-- What is expected --
How many of the lines below contain "Rollover"? Answer with that number alone.

-- Records shown --

* START *

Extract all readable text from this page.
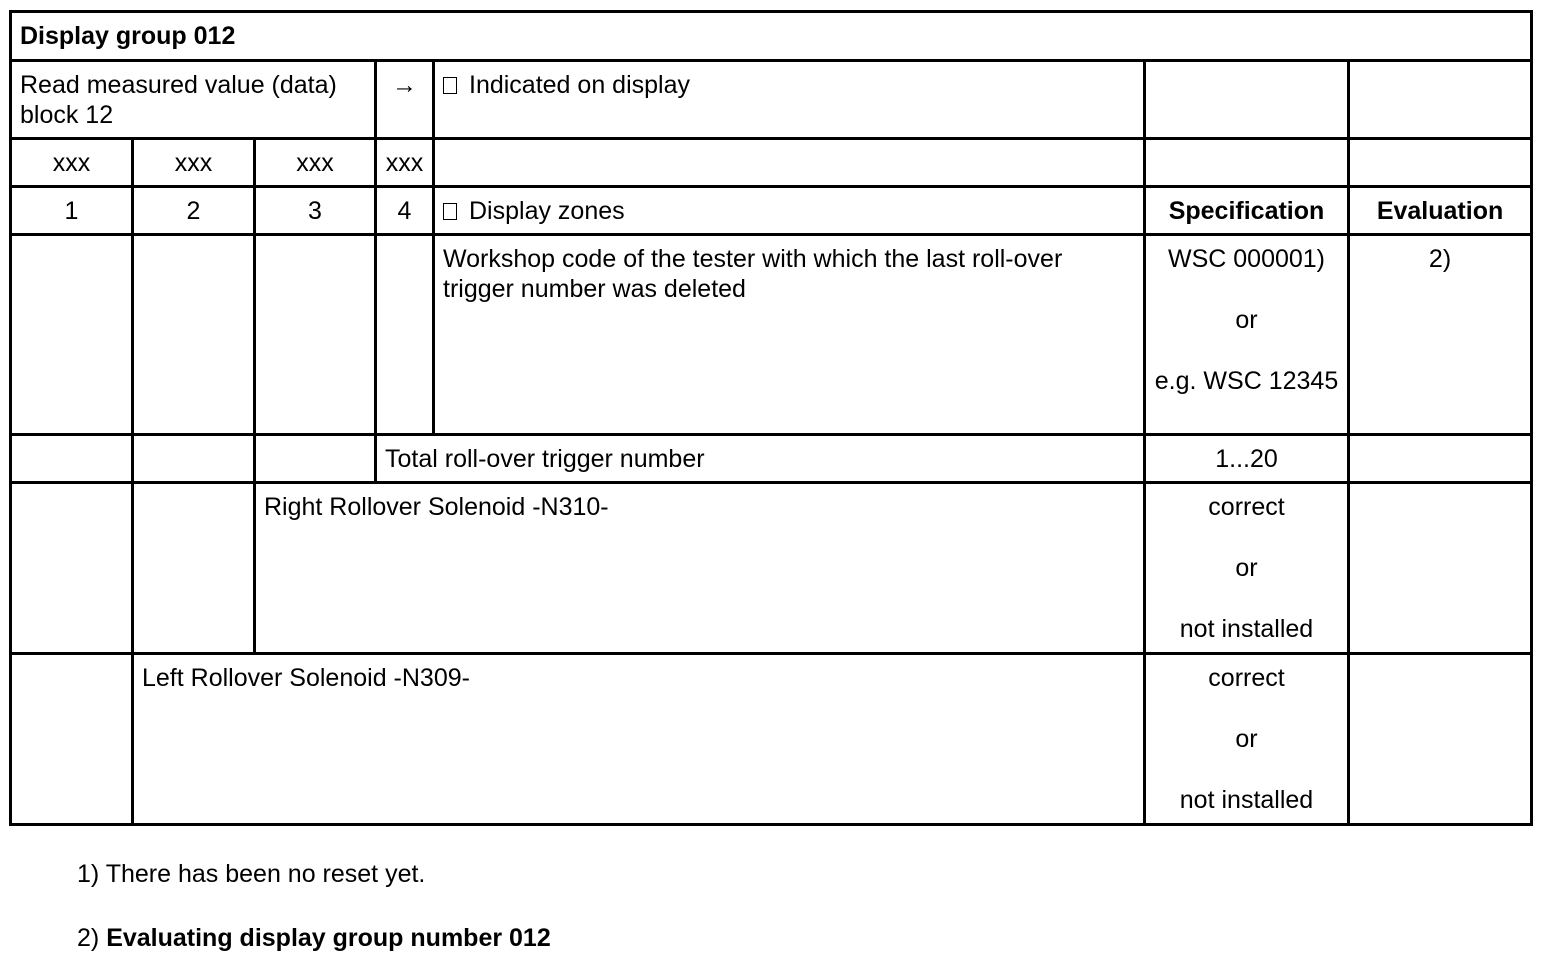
Display group 012						
Read measured value (data) block 12			→	Indicated on display		
xxx	xxx	xxx	xxx			
1	2	3	4	Display zones	Specification	Evaluation
				Workshop code of the tester with which the last roll-over trigger number was deleted	WSC 000001)
or
e.g. WSC 12345	2)
			Total roll-over trigger number		1...20	
		Right Rollover Solenoid -N310-			correct
or
not installed	
	Left Rollover Solenoid -N309-				correct
or
not installed	
1) There has been no reset yet.
2) Evaluating display group number 012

* END *

-- Expected answer --
2